§ Directions for this task
Set down all of the records exactly.

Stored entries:
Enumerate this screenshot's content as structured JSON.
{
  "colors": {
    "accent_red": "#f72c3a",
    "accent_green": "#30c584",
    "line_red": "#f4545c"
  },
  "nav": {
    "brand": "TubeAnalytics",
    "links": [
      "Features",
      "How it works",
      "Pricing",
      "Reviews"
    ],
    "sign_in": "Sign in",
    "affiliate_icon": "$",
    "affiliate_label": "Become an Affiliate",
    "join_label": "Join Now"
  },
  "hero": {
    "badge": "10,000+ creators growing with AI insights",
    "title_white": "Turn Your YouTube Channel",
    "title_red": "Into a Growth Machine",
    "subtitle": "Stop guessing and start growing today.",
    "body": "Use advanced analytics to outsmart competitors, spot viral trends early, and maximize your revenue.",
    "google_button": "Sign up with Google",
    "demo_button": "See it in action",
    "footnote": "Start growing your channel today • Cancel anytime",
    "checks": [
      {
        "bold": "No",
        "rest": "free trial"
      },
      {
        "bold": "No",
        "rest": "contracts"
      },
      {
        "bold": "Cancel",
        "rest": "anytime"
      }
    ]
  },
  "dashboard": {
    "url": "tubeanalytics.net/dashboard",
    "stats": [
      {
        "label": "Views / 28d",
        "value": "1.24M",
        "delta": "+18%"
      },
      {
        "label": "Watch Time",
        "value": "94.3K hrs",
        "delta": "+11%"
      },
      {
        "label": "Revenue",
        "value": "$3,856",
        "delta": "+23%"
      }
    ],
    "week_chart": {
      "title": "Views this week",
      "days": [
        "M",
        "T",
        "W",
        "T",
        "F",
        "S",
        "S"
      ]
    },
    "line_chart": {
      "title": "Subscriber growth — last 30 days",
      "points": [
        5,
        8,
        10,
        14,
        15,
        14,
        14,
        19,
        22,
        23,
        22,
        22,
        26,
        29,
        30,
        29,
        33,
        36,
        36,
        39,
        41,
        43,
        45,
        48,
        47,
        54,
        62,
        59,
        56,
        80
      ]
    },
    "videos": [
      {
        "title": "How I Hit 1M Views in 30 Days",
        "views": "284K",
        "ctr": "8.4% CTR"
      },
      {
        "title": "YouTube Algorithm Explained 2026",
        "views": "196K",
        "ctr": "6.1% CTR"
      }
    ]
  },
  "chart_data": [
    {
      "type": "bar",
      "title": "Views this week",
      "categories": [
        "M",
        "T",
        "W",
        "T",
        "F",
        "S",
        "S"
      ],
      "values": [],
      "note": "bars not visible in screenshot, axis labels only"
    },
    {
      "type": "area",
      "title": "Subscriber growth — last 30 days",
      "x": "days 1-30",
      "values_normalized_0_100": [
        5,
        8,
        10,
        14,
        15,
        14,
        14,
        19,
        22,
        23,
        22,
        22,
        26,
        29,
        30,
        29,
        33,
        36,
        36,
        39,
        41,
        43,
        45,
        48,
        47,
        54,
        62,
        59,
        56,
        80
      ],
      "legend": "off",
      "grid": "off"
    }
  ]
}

§ Exercise answer
Enumerate this screenshot's content as structured JSON.
{
  "colors": {
    "accent_red": "#f72c3a",
    "accent_green": "#30c584",
    "line_red": "#f4545c"
  },
  "nav": {
    "brand": "TubeAnalytics",
    "links": [
      "Features",
      "How it works",
      "Pricing",
      "Reviews"
    ],
    "sign_in": "Sign in",
    "affiliate_icon": "$",
    "affiliate_label": "Become an Affiliate",
    "join_label": "Join Now"
  },
  "hero": {
    "badge": "10,000+ creators growing with AI insights",
    "title_white": "Turn Your YouTube Channel",
    "title_red": "Into a Growth Machine",
    "subtitle": "Stop guessing and start growing today.",
    "body": "Use advanced analytics to outsmart competitors, spot viral trends early, and maximize your revenue.",
    "google_button": "Sign up with Google",
    "demo_button": "See it in action",
    "footnote": "Start growing your channel today • Cancel anytime",
    "checks": [
      {
        "bold": "No",
        "rest": "free trial"
      },
      {
        "bold": "No",
        "rest": "contracts"
      },
      {
        "bold": "Cancel",
        "rest": "anytime"
      }
    ]
  },
  "dashboard": {
    "url": "tubeanalytics.net/dashboard",
    "stats": [
      {
        "label": "Views / 28d",
        "value": "1.24M",
        "delta": "+18%"
      },
      {
        "label": "Watch Time",
        "value": "94.3K hrs",
        "delta": "+11%"
      },
      {
        "label": "Revenue",
        "value": "$3,856",
        "delta": "+23%"
      }
    ],
    "week_chart": {
      "title": "Views this week",
      "days": [
        "M",
        "T",
        "W",
        "T",
        "F",
        "S",
        "S"
      ]
    },
    "line_chart": {
      "title": "Subscriber growth — last 30 days",
      "points": [
        5,
        8,
        10,
        14,
        15,
        14,
        14,
        19,
        22,
        23,
        22,
        22,
        26,
        29,
        30,
        29,
        33,
        36,
        36,
        39,
        41,
        43,
        45,
        48,
        47,
        54,
        62,
        59,
        56,
        80
      ]
    },
    "videos": [
      {
        "title": "How I Hit 1M Views in 30 Days",
        "views": "284K",
        "ctr": "8.4% CTR"
      },
      {
        "title": "YouTube Algorithm Explained 2026",
        "views": "196K",
        "ctr": "6.1% CTR"
      }
    ]
  },
  "chart_data": [
    {
      "type": "bar",
      "title": "Views this week",
      "categories": [
        "M",
        "T",
        "W",
        "T",
        "F",
        "S",
        "S"
      ],
      "values": [],
      "note": "bars not visible in screenshot, axis labels only"
    },
    {
      "type": "area",
      "title": "Subscriber growth — last 30 days",
      "x": "days 1-30",
      "values_normalized_0_100": [
        5,
        8,
        10,
        14,
        15,
        14,
        14,
        19,
        22,
        23,
        22,
        22,
        26,
        29,
        30,
        29,
        33,
        36,
        36,
        39,
        41,
        43,
        45,
        48,
        47,
        54,
        62,
        59,
        56,
        80
      ],
      "legend": "off",
      "grid": "off"
    }
  ]
}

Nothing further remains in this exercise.